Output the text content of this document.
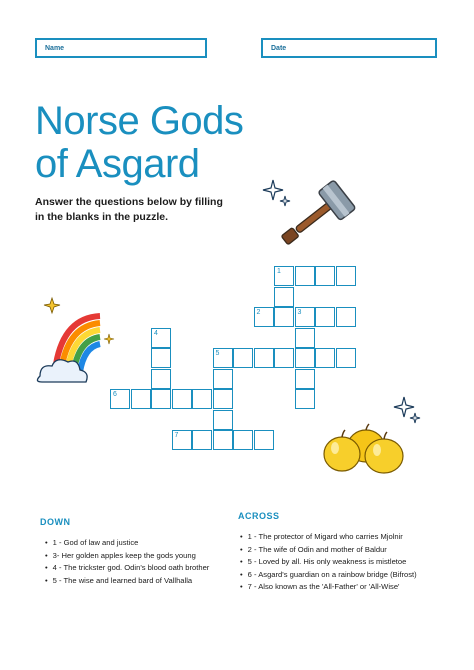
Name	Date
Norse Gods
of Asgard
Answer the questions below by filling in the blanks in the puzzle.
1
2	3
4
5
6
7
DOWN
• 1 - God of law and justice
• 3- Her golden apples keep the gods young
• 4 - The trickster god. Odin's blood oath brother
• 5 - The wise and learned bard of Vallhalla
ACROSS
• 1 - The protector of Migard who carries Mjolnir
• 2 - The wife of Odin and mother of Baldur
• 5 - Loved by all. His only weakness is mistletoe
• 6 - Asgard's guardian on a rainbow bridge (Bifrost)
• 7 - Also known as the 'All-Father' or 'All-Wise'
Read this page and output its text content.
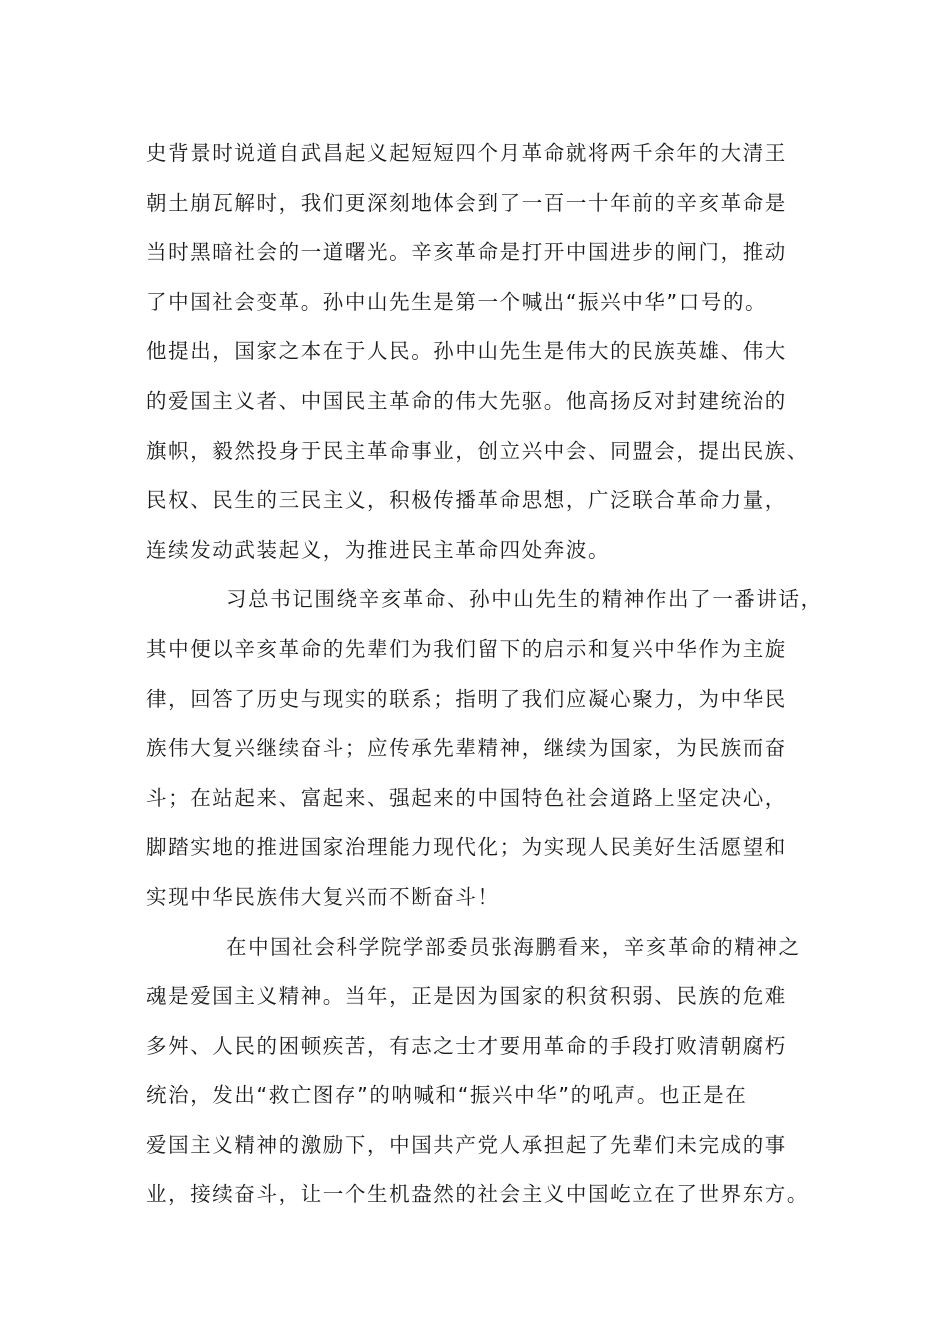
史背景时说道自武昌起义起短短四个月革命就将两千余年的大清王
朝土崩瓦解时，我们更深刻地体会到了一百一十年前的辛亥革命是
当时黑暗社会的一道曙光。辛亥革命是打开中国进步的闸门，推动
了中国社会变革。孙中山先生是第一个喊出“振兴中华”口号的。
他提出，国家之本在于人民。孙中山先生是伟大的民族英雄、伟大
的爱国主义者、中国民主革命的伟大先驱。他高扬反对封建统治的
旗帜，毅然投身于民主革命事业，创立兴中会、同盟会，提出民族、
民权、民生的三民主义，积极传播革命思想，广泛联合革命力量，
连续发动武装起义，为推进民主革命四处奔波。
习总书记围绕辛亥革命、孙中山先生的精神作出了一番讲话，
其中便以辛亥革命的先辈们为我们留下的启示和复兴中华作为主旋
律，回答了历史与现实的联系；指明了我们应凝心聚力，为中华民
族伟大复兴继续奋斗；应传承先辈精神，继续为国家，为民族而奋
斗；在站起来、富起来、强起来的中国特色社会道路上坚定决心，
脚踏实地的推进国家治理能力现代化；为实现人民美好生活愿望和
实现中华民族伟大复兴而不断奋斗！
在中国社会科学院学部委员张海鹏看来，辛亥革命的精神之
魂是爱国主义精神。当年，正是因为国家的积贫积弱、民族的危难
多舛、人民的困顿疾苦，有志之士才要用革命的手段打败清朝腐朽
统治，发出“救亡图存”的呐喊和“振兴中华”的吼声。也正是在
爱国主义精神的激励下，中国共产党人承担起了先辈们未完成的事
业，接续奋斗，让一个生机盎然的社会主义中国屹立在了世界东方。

________________

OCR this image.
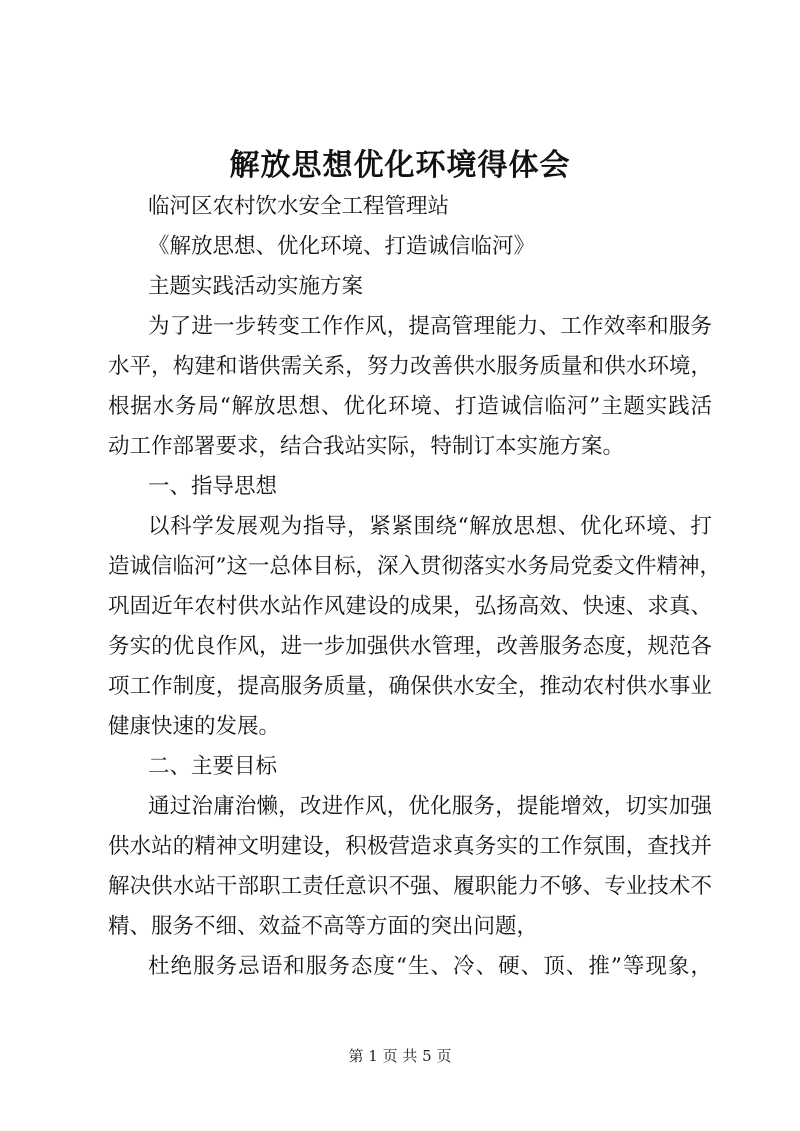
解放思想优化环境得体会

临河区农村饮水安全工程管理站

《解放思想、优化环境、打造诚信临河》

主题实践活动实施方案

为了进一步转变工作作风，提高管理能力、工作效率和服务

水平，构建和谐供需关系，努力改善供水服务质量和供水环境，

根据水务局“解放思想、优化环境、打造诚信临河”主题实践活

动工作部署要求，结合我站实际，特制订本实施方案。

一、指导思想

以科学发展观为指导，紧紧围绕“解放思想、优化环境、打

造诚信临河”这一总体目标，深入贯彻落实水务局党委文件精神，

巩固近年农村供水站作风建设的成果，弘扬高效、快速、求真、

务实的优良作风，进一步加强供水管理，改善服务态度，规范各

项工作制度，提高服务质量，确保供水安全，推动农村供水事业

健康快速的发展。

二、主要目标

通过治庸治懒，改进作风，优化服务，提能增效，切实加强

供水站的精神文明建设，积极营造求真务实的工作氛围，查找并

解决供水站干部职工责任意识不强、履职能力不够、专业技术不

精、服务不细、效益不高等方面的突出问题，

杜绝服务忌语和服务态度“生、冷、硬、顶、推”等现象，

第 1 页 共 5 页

________________

DIRECTIONS: From the data above, gather every line that includes the word "content".

SOLUTION:
Output the text content of this document.
Read this page and output its text content.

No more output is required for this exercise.